Objective
Omit the pictures and return every entry exactly as written.
— START OF Stored data —
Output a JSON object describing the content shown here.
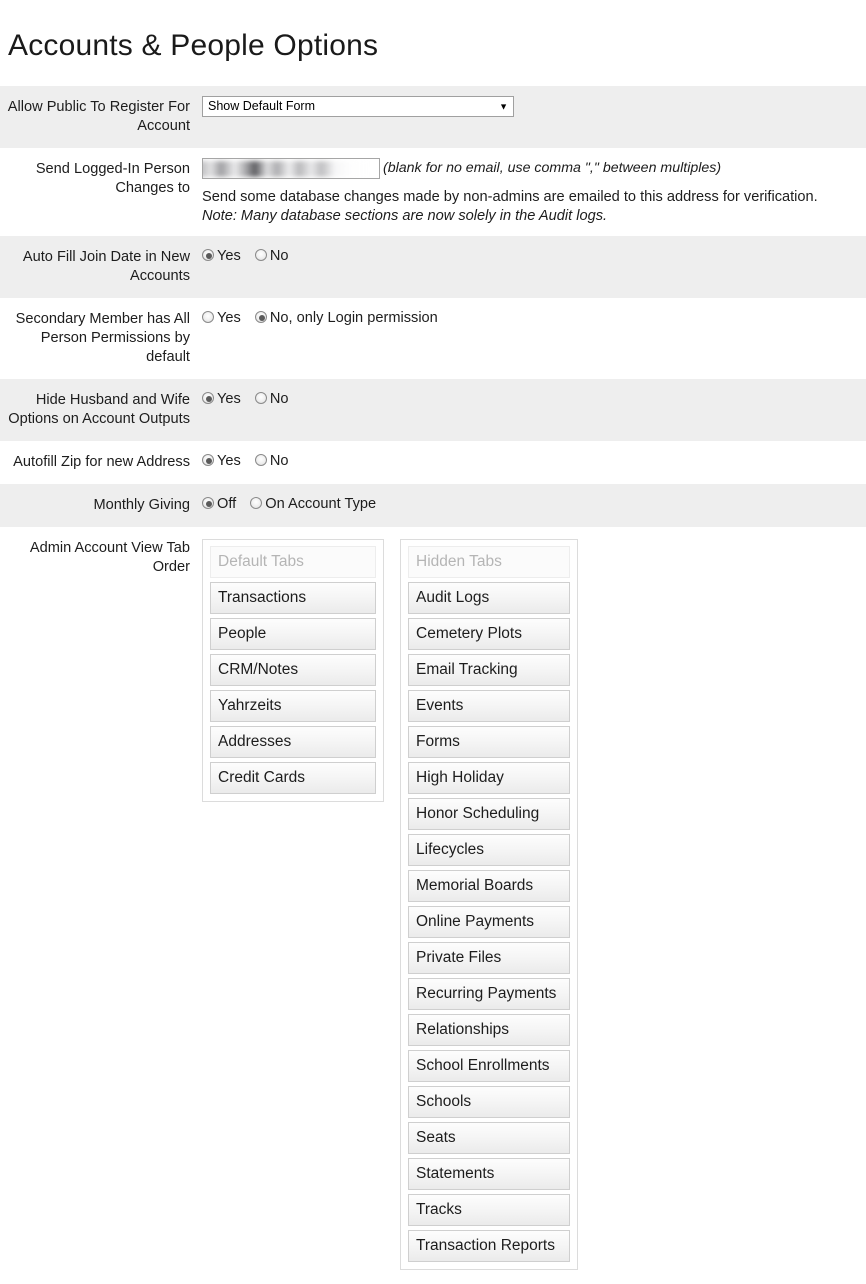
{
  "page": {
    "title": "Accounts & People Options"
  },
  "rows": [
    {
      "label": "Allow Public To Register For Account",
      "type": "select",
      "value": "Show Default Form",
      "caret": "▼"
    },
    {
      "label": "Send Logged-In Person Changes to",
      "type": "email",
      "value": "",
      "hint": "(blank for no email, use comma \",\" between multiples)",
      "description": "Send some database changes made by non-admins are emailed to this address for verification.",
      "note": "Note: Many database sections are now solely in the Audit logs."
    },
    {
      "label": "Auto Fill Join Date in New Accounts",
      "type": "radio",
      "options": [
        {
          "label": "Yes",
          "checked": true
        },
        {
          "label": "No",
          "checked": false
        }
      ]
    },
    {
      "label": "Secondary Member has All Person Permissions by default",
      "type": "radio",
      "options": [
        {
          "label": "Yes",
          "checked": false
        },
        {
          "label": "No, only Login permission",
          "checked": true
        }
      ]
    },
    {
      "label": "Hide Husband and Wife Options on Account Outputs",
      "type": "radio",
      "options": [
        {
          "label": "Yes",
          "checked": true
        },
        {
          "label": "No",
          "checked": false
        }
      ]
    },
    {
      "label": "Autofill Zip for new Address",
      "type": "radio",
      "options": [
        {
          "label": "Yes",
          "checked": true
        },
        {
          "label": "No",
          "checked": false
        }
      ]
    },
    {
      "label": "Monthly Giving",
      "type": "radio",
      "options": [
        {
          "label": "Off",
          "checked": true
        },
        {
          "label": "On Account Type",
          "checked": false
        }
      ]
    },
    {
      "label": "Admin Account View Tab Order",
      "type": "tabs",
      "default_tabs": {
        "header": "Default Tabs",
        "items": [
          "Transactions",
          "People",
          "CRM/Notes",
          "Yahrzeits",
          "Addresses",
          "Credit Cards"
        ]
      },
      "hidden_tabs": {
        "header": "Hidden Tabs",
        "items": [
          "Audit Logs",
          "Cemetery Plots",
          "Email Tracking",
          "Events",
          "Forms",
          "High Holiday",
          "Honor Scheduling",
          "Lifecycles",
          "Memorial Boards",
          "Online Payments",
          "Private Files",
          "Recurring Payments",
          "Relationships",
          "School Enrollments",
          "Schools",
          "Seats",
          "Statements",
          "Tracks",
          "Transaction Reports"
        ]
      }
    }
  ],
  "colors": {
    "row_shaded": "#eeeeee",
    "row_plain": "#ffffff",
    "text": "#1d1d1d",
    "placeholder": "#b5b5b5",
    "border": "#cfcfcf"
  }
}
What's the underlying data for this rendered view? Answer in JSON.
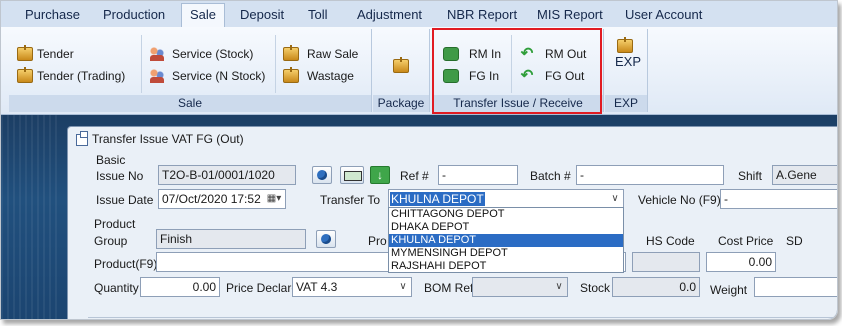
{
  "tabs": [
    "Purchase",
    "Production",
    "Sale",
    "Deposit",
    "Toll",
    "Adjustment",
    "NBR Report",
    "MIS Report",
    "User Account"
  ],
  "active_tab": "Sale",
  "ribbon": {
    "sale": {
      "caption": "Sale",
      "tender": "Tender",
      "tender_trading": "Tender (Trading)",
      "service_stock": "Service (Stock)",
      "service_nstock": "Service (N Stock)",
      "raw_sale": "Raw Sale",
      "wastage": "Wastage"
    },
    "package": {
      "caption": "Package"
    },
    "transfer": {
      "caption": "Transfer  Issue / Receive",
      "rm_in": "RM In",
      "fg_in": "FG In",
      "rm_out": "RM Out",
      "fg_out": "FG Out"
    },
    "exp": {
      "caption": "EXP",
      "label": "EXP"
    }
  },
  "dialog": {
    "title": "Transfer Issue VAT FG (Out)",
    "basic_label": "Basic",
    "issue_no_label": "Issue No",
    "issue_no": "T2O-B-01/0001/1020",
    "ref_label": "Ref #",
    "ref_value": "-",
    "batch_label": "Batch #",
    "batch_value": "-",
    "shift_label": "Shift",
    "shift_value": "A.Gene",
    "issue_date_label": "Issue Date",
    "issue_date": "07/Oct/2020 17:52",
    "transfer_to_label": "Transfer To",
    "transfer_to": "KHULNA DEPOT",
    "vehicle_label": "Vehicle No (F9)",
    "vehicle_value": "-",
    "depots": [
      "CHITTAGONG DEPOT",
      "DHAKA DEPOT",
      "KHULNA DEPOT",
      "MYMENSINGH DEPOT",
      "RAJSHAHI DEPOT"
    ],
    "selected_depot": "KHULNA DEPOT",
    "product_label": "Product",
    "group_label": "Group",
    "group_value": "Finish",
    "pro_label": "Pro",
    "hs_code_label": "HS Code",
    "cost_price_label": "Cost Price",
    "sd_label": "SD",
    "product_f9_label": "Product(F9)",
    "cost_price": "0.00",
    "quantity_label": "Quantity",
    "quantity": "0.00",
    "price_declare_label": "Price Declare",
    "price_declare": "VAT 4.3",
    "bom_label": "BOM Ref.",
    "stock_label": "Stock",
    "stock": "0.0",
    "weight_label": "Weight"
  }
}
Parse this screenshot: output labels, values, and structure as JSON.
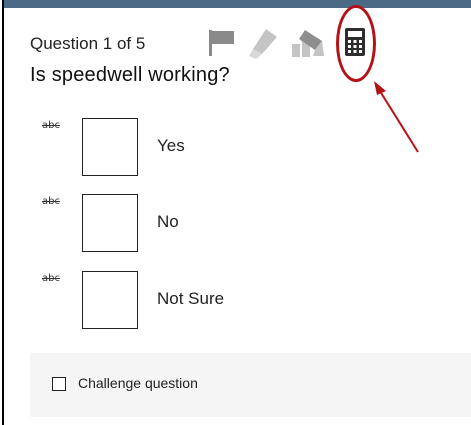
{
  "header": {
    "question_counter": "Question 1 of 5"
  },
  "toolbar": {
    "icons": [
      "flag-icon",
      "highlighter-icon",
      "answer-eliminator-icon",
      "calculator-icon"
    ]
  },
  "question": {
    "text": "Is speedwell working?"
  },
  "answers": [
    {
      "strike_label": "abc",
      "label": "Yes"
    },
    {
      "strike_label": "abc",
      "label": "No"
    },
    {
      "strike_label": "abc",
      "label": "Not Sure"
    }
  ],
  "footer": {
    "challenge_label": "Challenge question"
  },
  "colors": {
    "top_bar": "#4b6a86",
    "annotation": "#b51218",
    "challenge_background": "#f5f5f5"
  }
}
— END OF Stored data —
Finished answer
Output a JSON object describing the content shown here.
{
  "page": {
    "title": "Accounts & People Options"
  },
  "rows": [
    {
      "label": "Allow Public To Register For Account",
      "type": "select",
      "value": "Show Default Form",
      "caret": "▼"
    },
    {
      "label": "Send Logged-In Person Changes to",
      "type": "email",
      "value": "",
      "hint": "(blank for no email, use comma \",\" between multiples)",
      "description": "Send some database changes made by non-admins are emailed to this address for verification.",
      "note": "Note: Many database sections are now solely in the Audit logs."
    },
    {
      "label": "Auto Fill Join Date in New Accounts",
      "type": "radio",
      "options": [
        {
          "label": "Yes",
          "checked": true
        },
        {
          "label": "No",
          "checked": false
        }
      ]
    },
    {
      "label": "Secondary Member has All Person Permissions by default",
      "type": "radio",
      "options": [
        {
          "label": "Yes",
          "checked": false
        },
        {
          "label": "No, only Login permission",
          "checked": true
        }
      ]
    },
    {
      "label": "Hide Husband and Wife Options on Account Outputs",
      "type": "radio",
      "options": [
        {
          "label": "Yes",
          "checked": true
        },
        {
          "label": "No",
          "checked": false
        }
      ]
    },
    {
      "label": "Autofill Zip for new Address",
      "type": "radio",
      "options": [
        {
          "label": "Yes",
          "checked": true
        },
        {
          "label": "No",
          "checked": false
        }
      ]
    },
    {
      "label": "Monthly Giving",
      "type": "radio",
      "options": [
        {
          "label": "Off",
          "checked": true
        },
        {
          "label": "On Account Type",
          "checked": false
        }
      ]
    },
    {
      "label": "Admin Account View Tab Order",
      "type": "tabs",
      "default_tabs": {
        "header": "Default Tabs",
        "items": [
          "Transactions",
          "People",
          "CRM/Notes",
          "Yahrzeits",
          "Addresses",
          "Credit Cards"
        ]
      },
      "hidden_tabs": {
        "header": "Hidden Tabs",
        "items": [
          "Audit Logs",
          "Cemetery Plots",
          "Email Tracking",
          "Events",
          "Forms",
          "High Holiday",
          "Honor Scheduling",
          "Lifecycles",
          "Memorial Boards",
          "Online Payments",
          "Private Files",
          "Recurring Payments",
          "Relationships",
          "School Enrollments",
          "Schools",
          "Seats",
          "Statements",
          "Tracks",
          "Transaction Reports"
        ]
      }
    }
  ],
  "colors": {
    "row_shaded": "#eeeeee",
    "row_plain": "#ffffff",
    "text": "#1d1d1d",
    "placeholder": "#b5b5b5",
    "border": "#cfcfcf"
  }
}
What's the underlying data for this rendered view? Answer in JSON.
{
  "tabs": [
    "Purchase",
    "Production",
    "Sale",
    "Deposit",
    "Toll",
    "Adjustment",
    "NBR Report",
    "MIS Report",
    "User Account"
  ],
  "active_tab": "Sale",
  "ribbon": {
    "sale": {
      "caption": "Sale",
      "tender": "Tender",
      "tender_trading": "Tender (Trading)",
      "service_stock": "Service (Stock)",
      "service_nstock": "Service (N Stock)",
      "raw_sale": "Raw Sale",
      "wastage": "Wastage"
    },
    "package": {
      "caption": "Package"
    },
    "transfer": {
      "caption": "Transfer  Issue / Receive",
      "rm_in": "RM In",
      "fg_in": "FG In",
      "rm_out": "RM Out",
      "fg_out": "FG Out"
    },
    "exp": {
      "caption": "EXP",
      "label": "EXP"
    }
  },
  "dialog": {
    "title": "Transfer Issue VAT FG (Out)",
    "basic_label": "Basic",
    "issue_no_label": "Issue No",
    "issue_no": "T2O-B-01/0001/1020",
    "ref_label": "Ref #",
    "ref_value": "-",
    "batch_label": "Batch #",
    "batch_value": "-",
    "shift_label": "Shift",
    "shift_value": "A.Gene",
    "issue_date_label": "Issue Date",
    "issue_date": "07/Oct/2020 17:52",
    "transfer_to_label": "Transfer To",
    "transfer_to": "KHULNA DEPOT",
    "vehicle_label": "Vehicle No (F9)",
    "vehicle_value": "-",
    "depots": [
      "CHITTAGONG DEPOT",
      "DHAKA DEPOT",
      "KHULNA DEPOT",
      "MYMENSINGH DEPOT",
      "RAJSHAHI DEPOT"
    ],
    "selected_depot": "KHULNA DEPOT",
    "product_label": "Product",
    "group_label": "Group",
    "group_value": "Finish",
    "pro_label": "Pro",
    "hs_code_label": "HS Code",
    "cost_price_label": "Cost Price",
    "sd_label": "SD",
    "product_f9_label": "Product(F9)",
    "cost_price": "0.00",
    "quantity_label": "Quantity",
    "quantity": "0.00",
    "price_declare_label": "Price Declare",
    "price_declare": "VAT 4.3",
    "bom_label": "BOM Ref.",
    "stock_label": "Stock",
    "stock": "0.0",
    "weight_label": "Weight"
  }
}
Parse this screenshot: output labels, values, and structure as JSON.
{
  "header": {
    "question_counter": "Question 1 of 5"
  },
  "toolbar": {
    "icons": [
      "flag-icon",
      "highlighter-icon",
      "answer-eliminator-icon",
      "calculator-icon"
    ]
  },
  "question": {
    "text": "Is speedwell working?"
  },
  "answers": [
    {
      "strike_label": "abc",
      "label": "Yes"
    },
    {
      "strike_label": "abc",
      "label": "No"
    },
    {
      "strike_label": "abc",
      "label": "Not Sure"
    }
  ],
  "footer": {
    "challenge_label": "Challenge question"
  },
  "colors": {
    "top_bar": "#4b6a86",
    "annotation": "#b51218",
    "challenge_background": "#f5f5f5"
  }
}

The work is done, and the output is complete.